START

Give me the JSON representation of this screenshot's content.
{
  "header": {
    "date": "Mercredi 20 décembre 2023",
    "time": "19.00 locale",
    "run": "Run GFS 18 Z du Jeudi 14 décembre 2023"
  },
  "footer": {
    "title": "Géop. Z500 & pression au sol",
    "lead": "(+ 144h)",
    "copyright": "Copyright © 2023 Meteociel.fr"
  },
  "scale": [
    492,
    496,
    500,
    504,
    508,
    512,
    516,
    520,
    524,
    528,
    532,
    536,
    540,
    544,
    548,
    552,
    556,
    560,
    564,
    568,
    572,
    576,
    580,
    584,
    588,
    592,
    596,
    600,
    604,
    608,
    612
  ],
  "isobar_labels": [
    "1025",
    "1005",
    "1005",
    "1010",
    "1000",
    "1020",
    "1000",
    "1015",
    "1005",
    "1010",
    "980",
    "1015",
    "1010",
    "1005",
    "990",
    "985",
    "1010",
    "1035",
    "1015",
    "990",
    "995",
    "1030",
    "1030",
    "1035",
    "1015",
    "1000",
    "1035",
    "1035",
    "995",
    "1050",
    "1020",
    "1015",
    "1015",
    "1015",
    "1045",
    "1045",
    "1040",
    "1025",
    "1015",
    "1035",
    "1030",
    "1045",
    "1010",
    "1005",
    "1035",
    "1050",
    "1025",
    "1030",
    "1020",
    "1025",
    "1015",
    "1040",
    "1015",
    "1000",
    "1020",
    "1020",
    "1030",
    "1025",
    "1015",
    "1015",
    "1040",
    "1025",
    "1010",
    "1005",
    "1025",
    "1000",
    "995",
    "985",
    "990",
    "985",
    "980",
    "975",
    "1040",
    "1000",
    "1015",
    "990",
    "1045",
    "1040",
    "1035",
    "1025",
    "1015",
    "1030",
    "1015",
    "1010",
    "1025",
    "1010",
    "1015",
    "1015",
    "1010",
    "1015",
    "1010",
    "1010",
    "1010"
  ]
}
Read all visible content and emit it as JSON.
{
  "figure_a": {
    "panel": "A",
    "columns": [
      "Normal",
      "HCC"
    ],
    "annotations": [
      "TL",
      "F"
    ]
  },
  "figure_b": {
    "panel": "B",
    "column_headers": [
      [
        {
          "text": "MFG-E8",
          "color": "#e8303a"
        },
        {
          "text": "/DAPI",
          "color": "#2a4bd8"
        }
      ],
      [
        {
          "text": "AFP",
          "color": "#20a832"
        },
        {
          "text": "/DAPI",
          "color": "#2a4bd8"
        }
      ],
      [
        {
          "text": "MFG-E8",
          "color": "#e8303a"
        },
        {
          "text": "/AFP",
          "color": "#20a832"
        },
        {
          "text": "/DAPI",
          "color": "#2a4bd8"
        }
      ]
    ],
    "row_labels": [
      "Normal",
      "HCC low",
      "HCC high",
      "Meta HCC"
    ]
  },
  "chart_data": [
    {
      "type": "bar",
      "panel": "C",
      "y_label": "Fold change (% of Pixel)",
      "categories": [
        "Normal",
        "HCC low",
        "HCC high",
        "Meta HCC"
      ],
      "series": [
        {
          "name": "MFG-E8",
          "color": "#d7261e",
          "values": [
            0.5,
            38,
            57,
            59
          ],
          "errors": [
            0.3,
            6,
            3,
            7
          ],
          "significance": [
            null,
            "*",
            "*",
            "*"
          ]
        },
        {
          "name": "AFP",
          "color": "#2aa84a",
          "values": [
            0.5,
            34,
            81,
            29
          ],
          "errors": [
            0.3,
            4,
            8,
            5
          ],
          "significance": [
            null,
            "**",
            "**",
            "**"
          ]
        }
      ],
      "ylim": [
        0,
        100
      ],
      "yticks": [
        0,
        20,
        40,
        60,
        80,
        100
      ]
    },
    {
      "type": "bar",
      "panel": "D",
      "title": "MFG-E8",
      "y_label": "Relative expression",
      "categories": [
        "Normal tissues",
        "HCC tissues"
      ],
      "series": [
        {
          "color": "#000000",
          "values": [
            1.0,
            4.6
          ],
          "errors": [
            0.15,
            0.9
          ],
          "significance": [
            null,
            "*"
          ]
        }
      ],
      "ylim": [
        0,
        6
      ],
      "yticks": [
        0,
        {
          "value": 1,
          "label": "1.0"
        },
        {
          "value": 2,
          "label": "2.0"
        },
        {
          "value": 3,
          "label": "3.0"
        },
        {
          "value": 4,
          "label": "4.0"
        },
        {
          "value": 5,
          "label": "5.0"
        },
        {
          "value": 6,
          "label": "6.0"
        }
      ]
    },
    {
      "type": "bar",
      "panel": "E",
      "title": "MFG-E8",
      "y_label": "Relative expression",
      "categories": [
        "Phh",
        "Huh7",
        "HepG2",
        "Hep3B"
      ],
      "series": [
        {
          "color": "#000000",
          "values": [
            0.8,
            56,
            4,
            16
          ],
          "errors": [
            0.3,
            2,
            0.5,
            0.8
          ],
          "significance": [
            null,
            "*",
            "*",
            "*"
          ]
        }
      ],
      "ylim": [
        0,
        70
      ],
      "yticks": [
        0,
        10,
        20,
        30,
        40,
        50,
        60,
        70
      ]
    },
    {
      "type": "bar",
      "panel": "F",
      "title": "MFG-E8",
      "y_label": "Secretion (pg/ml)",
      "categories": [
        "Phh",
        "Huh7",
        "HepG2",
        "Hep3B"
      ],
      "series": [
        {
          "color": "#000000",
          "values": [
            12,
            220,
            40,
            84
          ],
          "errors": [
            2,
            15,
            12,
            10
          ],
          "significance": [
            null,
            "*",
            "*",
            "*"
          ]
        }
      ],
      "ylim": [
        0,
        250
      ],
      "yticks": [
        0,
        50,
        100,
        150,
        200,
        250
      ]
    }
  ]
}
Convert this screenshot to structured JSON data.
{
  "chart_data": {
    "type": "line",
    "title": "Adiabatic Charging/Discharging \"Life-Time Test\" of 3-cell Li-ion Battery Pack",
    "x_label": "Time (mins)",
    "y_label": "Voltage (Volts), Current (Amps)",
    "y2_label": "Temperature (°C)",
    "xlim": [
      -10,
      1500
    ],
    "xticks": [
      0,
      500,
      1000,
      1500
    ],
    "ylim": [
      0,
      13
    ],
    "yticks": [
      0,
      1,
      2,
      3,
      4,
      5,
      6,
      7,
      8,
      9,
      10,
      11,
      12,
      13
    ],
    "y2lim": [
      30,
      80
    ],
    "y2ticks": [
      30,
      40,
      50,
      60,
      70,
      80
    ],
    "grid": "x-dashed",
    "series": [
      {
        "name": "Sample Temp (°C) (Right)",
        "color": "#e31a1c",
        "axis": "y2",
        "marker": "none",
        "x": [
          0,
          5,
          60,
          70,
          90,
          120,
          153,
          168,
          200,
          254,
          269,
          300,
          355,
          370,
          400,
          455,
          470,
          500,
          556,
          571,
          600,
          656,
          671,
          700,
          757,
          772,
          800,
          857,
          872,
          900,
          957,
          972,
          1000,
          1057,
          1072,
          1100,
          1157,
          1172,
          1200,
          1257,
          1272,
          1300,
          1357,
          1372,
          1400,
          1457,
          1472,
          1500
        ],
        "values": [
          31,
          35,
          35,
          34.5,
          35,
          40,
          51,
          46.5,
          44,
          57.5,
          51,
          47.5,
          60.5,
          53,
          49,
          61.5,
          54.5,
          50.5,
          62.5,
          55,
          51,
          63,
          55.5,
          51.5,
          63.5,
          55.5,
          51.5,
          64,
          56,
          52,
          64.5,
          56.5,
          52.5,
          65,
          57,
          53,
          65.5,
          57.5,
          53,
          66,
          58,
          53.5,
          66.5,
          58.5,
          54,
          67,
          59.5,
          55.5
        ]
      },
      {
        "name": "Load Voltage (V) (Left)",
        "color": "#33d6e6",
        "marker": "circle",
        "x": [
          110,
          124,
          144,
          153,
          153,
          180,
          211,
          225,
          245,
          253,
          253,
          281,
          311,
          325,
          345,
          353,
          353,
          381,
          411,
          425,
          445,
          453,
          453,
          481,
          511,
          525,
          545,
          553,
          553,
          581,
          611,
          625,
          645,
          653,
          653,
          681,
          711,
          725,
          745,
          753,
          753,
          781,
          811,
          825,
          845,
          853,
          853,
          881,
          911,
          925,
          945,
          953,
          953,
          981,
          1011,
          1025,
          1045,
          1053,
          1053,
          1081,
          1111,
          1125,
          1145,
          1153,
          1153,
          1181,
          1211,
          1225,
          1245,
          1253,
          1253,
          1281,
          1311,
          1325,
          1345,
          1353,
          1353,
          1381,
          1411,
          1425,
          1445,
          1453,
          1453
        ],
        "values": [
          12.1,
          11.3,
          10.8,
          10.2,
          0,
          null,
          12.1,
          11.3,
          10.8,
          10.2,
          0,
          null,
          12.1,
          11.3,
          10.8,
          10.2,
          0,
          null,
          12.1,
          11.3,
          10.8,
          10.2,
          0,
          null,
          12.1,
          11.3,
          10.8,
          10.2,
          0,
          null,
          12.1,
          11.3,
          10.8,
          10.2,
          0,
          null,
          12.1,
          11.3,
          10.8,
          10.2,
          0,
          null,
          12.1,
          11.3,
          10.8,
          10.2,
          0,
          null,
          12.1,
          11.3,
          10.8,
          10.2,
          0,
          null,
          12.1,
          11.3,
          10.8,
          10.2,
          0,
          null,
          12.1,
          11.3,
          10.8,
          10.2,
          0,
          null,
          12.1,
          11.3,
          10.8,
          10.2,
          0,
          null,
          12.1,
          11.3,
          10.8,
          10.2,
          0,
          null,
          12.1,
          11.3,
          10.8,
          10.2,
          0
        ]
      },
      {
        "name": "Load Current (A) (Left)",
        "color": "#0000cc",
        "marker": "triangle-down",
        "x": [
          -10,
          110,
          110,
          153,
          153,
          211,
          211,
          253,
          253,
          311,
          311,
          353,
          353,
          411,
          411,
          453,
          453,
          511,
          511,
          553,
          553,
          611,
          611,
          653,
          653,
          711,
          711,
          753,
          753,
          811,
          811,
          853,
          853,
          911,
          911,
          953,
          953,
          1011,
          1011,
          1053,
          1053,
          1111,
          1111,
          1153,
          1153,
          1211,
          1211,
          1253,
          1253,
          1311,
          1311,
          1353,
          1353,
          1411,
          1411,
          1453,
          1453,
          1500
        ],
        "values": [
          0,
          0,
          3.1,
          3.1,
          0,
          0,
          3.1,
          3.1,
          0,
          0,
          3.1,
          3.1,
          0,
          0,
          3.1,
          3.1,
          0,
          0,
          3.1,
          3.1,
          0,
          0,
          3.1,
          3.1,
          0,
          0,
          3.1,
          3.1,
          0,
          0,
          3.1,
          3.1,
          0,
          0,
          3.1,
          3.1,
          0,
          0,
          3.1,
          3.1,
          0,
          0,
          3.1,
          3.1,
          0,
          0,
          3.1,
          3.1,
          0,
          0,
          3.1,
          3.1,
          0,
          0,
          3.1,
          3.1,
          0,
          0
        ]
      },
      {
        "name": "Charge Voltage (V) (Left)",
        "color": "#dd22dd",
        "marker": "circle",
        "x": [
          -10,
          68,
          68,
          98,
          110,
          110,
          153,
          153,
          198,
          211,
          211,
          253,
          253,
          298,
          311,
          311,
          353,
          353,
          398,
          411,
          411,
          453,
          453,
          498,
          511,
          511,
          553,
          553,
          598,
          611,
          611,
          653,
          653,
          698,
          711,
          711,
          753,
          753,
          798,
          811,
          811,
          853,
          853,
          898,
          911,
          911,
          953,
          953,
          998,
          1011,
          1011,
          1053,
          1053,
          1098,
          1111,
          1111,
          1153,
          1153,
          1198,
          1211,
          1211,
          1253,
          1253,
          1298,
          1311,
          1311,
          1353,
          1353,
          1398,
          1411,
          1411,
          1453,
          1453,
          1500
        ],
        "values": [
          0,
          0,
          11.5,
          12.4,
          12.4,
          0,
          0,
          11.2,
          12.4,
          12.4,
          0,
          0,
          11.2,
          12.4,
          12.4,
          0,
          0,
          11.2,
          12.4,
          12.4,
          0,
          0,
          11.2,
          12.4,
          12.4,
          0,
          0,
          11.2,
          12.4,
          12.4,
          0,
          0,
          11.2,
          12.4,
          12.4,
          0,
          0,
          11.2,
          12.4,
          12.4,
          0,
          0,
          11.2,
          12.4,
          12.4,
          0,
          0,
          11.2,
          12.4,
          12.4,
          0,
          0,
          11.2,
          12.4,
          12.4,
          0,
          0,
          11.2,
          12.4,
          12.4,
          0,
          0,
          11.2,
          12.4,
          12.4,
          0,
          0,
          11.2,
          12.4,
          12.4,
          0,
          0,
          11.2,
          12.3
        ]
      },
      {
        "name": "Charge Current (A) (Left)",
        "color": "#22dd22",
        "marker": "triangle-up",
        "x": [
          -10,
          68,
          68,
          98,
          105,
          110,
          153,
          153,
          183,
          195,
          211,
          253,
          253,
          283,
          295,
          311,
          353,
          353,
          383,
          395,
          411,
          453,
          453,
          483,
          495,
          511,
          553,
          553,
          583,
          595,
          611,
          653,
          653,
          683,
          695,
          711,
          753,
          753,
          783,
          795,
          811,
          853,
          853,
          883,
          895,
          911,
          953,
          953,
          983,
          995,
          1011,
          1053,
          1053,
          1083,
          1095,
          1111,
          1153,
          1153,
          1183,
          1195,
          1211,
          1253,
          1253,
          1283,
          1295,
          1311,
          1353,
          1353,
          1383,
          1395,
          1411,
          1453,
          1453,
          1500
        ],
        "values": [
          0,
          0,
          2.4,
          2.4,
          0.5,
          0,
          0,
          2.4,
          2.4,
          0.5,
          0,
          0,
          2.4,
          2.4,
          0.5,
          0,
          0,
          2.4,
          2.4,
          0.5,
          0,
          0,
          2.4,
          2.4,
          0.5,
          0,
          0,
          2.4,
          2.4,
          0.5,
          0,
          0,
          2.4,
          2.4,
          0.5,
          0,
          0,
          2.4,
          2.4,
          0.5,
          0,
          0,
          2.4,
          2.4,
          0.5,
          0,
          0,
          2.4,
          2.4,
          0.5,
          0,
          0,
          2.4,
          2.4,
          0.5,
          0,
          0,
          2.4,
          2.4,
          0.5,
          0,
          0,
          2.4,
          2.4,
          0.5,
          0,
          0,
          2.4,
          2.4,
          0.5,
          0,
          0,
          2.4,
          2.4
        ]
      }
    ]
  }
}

END

WHAT THE TASK ASKS
Where a line holds "screenshot", copy that line.

ANSWER TO THIS TASK
Give me the JSON representation of this screenshot's content.
Convert this screenshot to structured JSON data.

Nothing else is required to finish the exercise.